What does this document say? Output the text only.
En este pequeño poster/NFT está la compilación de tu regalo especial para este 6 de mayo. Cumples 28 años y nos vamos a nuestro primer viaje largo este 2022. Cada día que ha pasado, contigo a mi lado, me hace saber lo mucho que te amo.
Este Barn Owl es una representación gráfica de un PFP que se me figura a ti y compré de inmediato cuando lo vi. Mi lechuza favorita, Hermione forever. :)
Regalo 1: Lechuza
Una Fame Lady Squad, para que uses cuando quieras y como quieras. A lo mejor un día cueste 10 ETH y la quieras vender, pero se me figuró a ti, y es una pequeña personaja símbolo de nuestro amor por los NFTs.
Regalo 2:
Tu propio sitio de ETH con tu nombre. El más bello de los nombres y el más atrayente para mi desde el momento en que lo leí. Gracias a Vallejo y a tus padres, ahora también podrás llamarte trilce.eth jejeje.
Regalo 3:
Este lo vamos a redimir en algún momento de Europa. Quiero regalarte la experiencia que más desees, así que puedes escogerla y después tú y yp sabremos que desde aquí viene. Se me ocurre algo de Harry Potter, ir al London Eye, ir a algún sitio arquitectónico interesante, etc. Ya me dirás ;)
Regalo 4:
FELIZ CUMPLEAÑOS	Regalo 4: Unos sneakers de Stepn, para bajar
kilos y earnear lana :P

※ ※ ※

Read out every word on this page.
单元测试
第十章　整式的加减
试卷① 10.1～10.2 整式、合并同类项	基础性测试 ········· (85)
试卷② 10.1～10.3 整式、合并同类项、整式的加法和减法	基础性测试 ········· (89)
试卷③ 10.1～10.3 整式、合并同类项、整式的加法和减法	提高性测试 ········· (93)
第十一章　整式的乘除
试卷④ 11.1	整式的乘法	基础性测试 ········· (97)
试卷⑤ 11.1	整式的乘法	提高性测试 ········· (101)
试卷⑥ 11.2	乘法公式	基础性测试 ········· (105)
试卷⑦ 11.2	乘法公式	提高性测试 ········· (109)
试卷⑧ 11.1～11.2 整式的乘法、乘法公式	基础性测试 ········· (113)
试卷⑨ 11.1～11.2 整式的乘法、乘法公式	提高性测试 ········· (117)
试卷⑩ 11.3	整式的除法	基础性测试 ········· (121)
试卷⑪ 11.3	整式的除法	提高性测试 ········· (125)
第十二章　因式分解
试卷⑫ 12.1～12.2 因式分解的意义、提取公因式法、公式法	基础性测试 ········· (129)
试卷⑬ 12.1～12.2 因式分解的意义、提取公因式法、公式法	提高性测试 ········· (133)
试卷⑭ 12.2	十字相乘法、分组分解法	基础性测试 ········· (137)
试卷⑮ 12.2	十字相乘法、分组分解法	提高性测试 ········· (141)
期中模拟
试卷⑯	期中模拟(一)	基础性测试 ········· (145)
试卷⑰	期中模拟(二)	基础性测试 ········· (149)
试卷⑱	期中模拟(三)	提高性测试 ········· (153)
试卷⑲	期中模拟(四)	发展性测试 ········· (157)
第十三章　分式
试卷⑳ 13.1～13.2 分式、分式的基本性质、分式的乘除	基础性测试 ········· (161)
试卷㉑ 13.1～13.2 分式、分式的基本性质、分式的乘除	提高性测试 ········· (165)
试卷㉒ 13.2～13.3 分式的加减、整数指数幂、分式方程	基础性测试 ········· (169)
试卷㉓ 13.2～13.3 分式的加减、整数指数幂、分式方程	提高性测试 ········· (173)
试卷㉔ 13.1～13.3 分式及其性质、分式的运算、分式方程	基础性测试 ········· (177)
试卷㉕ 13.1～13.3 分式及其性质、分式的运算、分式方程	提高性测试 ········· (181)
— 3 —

※ ※ ※

_Exercise prompt_
Every line above that contains the word "期中模拟" should be reported.

_Written solution_
期中模拟
试卷⑯	期中模拟(一)	基础性测试 ········· (145)
试卷⑰	期中模拟(二)	基础性测试 ········· (149)
试卷⑱	期中模拟(三)	提高性测试 ········· (153)
试卷⑲	期中模拟(四)	发展性测试 ········· (157)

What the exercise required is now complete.